Rows from a figure dataset

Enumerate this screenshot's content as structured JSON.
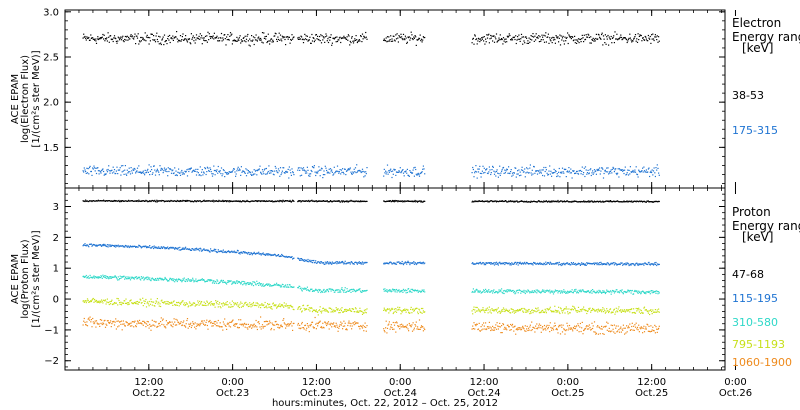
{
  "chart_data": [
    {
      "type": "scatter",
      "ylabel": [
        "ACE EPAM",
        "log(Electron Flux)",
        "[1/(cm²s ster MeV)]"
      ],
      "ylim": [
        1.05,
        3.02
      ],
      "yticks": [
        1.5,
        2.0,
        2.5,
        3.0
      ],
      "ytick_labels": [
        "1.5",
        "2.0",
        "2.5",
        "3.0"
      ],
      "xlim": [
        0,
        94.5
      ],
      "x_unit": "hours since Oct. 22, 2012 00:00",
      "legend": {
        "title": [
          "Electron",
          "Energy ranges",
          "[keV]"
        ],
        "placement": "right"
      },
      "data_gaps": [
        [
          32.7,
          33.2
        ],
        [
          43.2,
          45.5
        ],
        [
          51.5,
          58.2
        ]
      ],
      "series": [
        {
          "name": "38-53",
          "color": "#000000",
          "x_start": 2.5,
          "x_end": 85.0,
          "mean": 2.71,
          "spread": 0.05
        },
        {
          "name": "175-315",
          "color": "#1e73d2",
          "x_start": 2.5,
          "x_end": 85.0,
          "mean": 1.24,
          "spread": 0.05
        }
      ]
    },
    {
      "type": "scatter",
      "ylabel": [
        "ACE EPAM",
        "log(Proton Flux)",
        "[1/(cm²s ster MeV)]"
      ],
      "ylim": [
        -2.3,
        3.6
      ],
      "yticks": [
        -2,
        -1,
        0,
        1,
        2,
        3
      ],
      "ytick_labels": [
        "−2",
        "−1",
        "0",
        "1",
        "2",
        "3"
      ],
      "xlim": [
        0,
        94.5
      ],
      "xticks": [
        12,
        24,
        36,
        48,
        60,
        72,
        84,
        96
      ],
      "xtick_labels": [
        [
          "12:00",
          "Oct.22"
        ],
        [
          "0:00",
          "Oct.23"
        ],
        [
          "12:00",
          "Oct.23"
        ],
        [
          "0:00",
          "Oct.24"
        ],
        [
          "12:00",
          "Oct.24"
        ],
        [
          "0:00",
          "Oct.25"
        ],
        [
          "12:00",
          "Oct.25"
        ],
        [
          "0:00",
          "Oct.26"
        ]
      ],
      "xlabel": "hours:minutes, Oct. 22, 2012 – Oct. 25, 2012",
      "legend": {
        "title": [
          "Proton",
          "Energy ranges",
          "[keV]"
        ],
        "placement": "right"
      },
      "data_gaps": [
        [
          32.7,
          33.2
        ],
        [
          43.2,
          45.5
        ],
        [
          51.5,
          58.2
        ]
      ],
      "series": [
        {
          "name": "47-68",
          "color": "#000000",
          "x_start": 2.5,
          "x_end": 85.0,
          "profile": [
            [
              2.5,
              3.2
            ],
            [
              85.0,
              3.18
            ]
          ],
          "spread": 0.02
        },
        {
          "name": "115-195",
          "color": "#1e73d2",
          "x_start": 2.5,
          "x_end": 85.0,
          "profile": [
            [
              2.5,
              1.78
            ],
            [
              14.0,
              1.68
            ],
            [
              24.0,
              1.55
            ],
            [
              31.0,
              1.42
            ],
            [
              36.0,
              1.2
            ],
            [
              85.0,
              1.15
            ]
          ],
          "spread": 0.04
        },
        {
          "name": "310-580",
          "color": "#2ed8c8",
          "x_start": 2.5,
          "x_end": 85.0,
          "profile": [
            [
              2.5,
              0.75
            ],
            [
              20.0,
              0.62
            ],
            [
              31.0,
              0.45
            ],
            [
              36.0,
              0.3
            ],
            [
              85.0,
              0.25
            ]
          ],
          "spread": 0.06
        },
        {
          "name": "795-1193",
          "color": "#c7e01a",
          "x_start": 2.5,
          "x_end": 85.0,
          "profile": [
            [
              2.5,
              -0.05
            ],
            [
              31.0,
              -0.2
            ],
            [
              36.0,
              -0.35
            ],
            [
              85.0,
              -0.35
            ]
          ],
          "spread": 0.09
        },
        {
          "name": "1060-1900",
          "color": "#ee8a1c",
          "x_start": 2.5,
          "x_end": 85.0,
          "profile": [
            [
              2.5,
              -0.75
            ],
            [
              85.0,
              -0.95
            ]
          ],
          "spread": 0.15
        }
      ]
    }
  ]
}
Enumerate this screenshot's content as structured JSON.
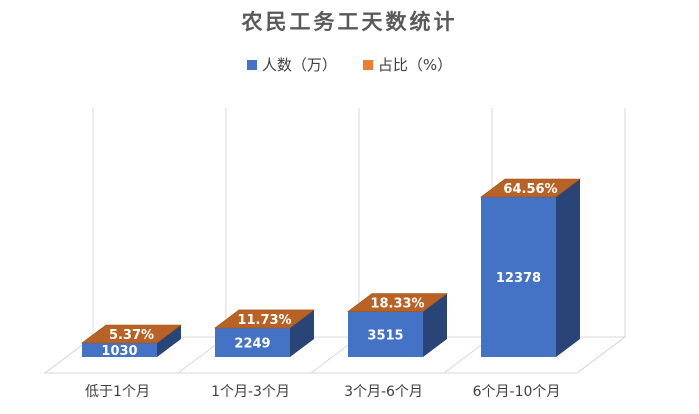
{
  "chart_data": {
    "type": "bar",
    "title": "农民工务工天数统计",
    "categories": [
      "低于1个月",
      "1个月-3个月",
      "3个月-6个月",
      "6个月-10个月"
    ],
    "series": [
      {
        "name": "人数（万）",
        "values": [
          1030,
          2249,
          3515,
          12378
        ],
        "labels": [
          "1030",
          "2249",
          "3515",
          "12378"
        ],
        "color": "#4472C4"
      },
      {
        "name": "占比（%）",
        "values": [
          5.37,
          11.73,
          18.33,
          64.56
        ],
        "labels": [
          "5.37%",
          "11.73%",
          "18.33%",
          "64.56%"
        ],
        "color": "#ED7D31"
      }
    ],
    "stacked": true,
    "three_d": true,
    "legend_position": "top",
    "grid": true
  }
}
* * *
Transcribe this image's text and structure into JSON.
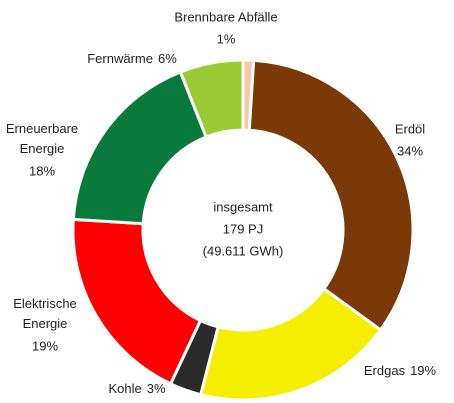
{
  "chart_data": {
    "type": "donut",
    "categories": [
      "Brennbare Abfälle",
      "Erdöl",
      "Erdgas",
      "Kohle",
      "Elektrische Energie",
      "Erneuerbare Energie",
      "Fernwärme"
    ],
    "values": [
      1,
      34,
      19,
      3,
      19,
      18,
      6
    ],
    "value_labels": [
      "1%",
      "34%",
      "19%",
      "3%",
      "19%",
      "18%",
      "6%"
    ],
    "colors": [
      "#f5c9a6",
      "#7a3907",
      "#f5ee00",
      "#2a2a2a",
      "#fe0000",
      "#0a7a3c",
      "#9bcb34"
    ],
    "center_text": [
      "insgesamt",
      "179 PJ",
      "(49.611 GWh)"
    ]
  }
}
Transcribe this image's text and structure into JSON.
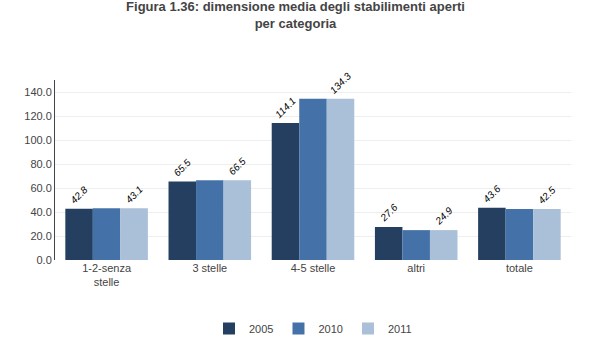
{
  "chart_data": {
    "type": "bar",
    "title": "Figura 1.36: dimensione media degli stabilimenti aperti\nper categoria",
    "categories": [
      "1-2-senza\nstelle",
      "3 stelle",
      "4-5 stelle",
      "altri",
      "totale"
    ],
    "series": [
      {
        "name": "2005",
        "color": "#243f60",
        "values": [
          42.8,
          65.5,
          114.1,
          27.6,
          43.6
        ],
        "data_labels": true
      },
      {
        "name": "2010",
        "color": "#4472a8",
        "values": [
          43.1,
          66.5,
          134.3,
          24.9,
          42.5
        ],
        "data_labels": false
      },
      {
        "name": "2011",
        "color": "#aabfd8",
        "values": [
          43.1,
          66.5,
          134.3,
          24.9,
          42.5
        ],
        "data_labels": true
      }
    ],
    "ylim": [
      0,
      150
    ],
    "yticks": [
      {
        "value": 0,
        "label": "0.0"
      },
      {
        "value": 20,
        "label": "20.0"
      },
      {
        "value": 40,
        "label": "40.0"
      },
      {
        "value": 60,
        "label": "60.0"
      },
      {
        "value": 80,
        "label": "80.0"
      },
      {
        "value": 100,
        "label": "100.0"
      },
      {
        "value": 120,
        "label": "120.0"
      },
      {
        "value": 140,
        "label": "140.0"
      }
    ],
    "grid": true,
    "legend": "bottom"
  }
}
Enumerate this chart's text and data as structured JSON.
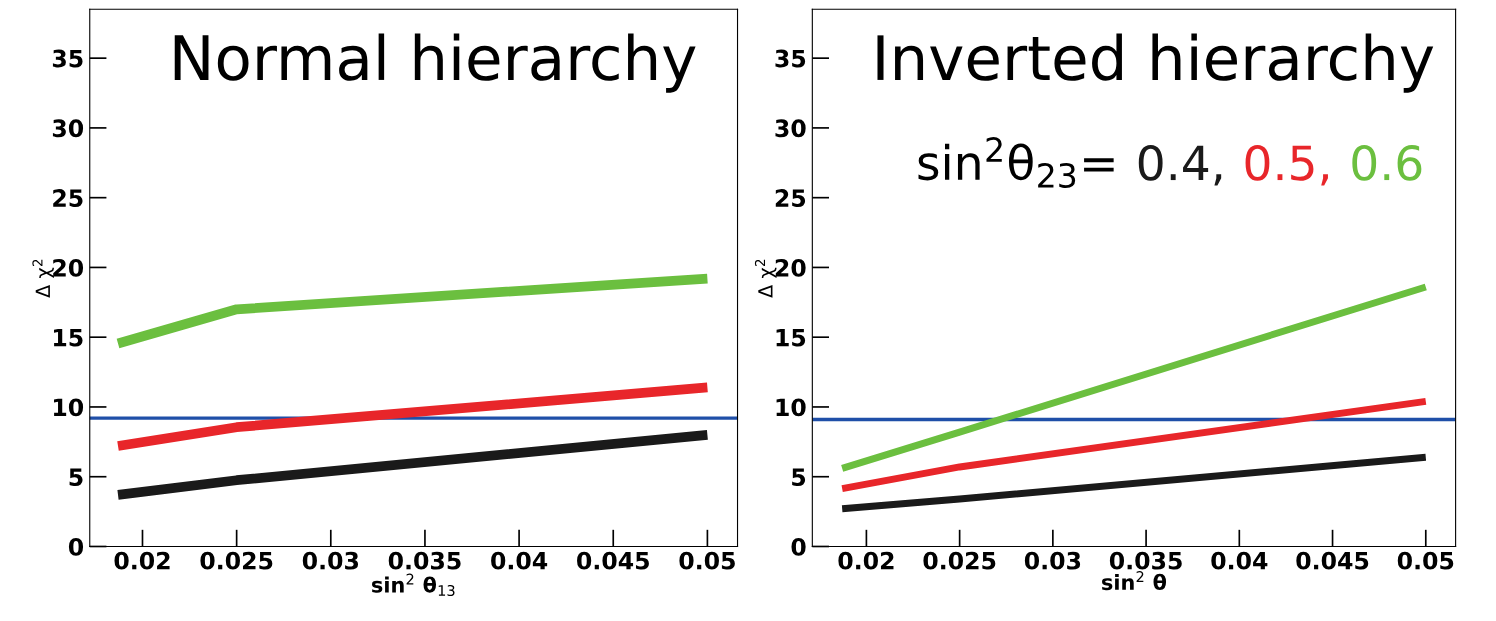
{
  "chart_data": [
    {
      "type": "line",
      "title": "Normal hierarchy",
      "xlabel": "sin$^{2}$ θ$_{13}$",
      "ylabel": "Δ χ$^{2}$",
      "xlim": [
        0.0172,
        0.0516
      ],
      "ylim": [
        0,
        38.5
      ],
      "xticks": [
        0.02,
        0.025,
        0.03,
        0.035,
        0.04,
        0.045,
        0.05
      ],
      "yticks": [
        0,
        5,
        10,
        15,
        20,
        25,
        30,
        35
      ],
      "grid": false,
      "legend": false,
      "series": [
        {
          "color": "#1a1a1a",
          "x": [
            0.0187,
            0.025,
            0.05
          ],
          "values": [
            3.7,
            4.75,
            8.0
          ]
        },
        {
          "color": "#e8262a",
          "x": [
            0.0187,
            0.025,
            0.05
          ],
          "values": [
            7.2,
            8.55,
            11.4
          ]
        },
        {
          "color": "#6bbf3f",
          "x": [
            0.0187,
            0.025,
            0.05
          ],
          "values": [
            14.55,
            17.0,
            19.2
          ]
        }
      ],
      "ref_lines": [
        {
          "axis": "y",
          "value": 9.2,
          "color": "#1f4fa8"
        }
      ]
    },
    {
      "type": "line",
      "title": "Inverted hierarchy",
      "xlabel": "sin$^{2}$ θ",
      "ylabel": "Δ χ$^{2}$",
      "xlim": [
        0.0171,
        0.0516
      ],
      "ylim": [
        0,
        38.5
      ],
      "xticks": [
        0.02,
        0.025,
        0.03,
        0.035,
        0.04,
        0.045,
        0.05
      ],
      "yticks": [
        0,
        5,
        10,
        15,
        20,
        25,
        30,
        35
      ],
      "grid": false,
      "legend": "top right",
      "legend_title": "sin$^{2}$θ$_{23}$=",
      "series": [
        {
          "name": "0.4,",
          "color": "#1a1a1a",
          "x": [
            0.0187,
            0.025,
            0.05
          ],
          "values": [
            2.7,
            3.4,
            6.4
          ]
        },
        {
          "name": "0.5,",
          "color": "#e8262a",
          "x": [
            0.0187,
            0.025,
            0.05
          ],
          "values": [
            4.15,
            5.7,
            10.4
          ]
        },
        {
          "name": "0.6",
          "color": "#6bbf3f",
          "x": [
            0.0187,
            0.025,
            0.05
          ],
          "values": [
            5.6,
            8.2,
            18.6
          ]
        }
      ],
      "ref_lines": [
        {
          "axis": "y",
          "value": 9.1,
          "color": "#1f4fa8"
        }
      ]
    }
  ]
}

#### Given problem
Which lines include "false"? Copy each of them out.

#### Exercise solution
        "data_labels": false
      "grid": false,
      "legend": false,
      "grid": false,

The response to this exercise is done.